• [DATA ROWS]
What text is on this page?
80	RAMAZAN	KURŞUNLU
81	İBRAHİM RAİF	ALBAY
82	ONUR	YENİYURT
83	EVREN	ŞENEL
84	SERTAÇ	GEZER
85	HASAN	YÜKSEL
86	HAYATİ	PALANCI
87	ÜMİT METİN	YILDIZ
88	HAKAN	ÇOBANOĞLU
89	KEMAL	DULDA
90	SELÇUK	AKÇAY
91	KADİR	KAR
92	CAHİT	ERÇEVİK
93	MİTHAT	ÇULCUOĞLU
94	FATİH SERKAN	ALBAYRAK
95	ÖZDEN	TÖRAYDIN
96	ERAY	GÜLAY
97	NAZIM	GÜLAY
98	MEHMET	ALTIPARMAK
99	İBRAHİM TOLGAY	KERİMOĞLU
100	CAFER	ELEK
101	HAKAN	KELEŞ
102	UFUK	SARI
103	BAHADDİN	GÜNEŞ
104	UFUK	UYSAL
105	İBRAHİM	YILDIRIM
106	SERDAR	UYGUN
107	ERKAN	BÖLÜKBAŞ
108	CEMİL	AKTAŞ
==
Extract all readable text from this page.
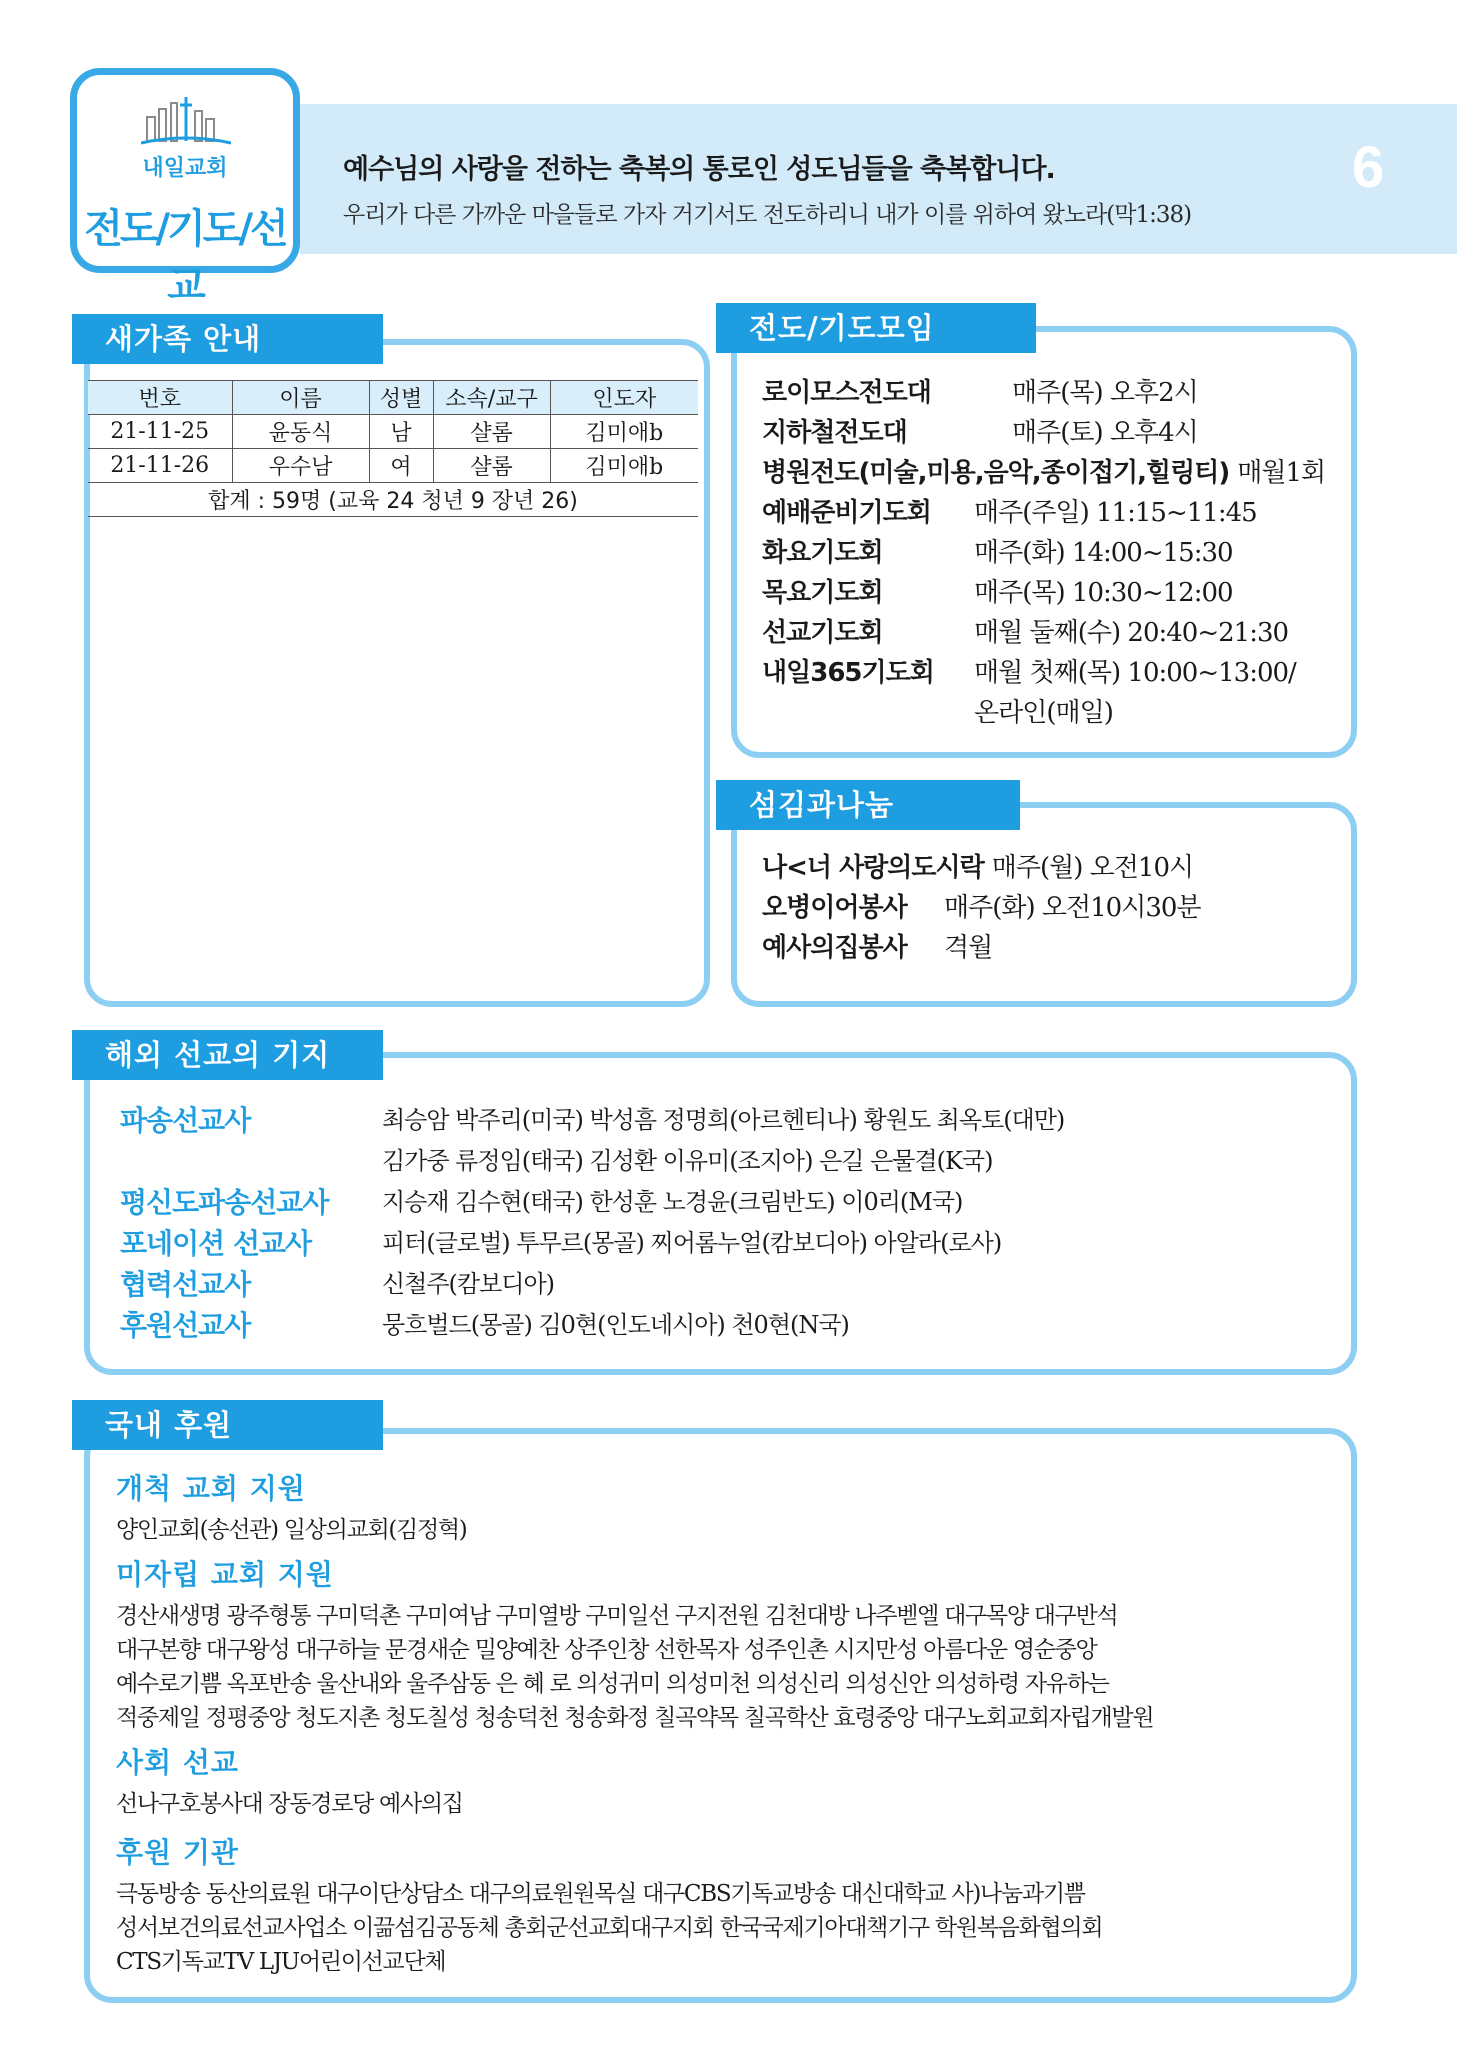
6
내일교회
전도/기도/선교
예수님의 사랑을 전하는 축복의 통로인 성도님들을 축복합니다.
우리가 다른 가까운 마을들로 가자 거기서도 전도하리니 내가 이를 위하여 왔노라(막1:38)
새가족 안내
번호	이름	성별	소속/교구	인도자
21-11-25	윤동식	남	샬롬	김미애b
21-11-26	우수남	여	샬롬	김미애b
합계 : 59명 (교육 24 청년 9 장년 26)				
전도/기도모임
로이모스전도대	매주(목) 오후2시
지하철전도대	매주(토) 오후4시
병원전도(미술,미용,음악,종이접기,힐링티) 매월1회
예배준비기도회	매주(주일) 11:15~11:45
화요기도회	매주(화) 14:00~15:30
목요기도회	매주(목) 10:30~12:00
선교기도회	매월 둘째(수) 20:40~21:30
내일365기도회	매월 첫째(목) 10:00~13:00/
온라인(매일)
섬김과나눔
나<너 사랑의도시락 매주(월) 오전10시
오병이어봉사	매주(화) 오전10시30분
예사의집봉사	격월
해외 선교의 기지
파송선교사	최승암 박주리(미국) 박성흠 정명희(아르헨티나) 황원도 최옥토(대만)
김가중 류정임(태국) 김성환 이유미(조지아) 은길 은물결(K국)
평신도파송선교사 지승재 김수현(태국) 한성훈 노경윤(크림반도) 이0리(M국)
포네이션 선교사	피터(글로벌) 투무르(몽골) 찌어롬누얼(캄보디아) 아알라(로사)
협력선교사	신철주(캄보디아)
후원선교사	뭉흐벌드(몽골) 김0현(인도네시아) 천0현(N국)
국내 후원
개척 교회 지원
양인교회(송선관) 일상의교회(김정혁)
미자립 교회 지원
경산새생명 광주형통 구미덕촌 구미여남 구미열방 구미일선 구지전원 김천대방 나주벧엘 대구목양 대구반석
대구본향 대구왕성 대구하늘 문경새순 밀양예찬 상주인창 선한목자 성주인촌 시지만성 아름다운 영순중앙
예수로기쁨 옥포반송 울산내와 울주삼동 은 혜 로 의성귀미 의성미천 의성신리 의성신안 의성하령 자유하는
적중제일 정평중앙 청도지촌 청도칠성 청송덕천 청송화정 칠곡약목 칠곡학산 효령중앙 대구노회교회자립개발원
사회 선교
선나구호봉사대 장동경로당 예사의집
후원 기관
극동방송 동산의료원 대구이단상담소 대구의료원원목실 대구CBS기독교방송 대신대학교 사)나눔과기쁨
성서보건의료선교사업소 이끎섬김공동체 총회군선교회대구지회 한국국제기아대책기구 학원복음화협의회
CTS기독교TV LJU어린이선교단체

• [WHAT YOU HAVE TO DO]
Reply with nothing but the number of lines in the data above that contain "page".

• [TASK RESULT]
2